Would you pull out every line of the material that contains the string "series"?
═════ Source data ═════
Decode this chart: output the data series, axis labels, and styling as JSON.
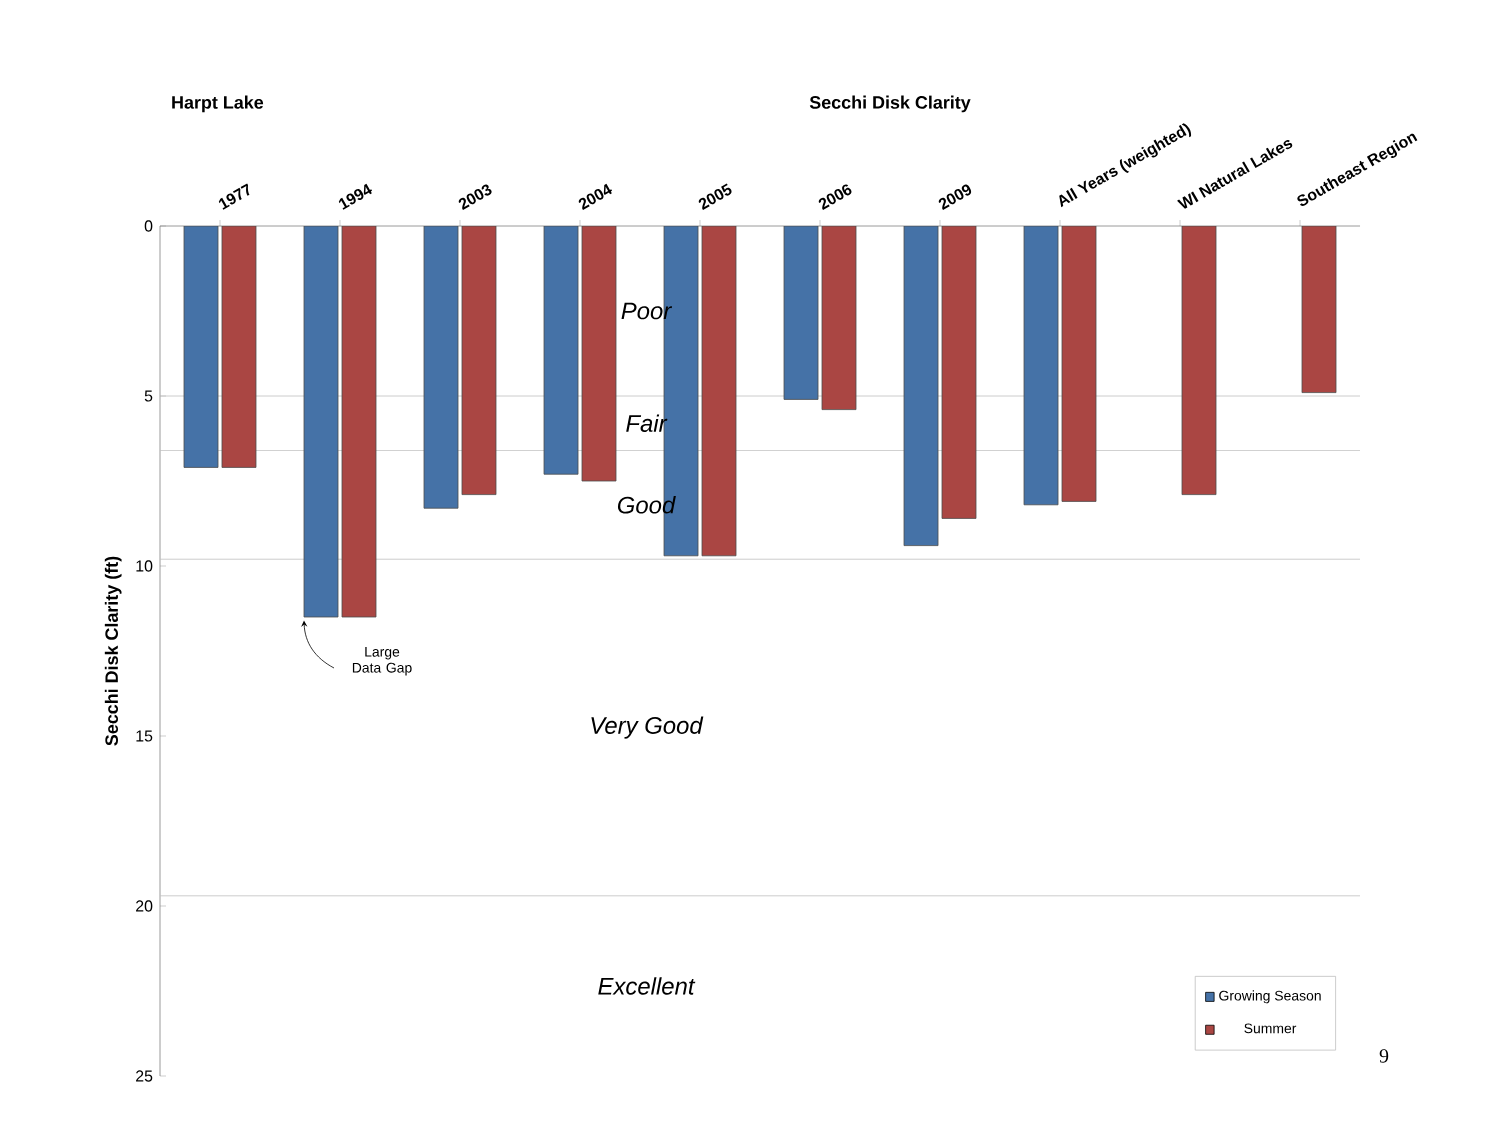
{
  "chart_data": {
    "type": "bar",
    "title": "Secchi Disk Clarity",
    "subtitle": "Harpt Lake",
    "ylabel": "Secchi Disk Clarity (ft)",
    "categories": [
      "1977",
      "1994",
      "2003",
      "2004",
      "2005",
      "2006",
      "2009",
      "All Years (weighted)",
      "WI Natural Lakes",
      "Southeast Region"
    ],
    "series": [
      {
        "name": "Growing Season",
        "color": "#4572a7",
        "values": [
          7.1,
          11.5,
          8.3,
          7.3,
          9.7,
          5.1,
          9.4,
          8.2,
          null,
          null
        ]
      },
      {
        "name": "Summer",
        "color": "#aa4643",
        "values": [
          7.1,
          11.5,
          7.9,
          7.5,
          9.7,
          5.4,
          8.6,
          8.1,
          7.9,
          4.9
        ]
      }
    ],
    "ylim": [
      25,
      0
    ],
    "yticks": [
      0,
      5,
      10,
      15,
      20,
      25
    ],
    "ref_lines": [
      {
        "axis": "y",
        "value": 5
      },
      {
        "axis": "y",
        "value": 6.6
      },
      {
        "axis": "y",
        "value": 9.8
      },
      {
        "axis": "y",
        "value": 19.7
      }
    ],
    "annotations": [
      {
        "text": "Large Data Gap",
        "x": "1994",
        "y": 11.5
      },
      "Poor",
      "Fair",
      "Good",
      "Very Good",
      "Excellent",
      "9"
    ],
    "legend": "bottom right"
  }
}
═════
_The response_.
Decode this chart: output the data series, axis labels, and styling as JSON.
    "series": [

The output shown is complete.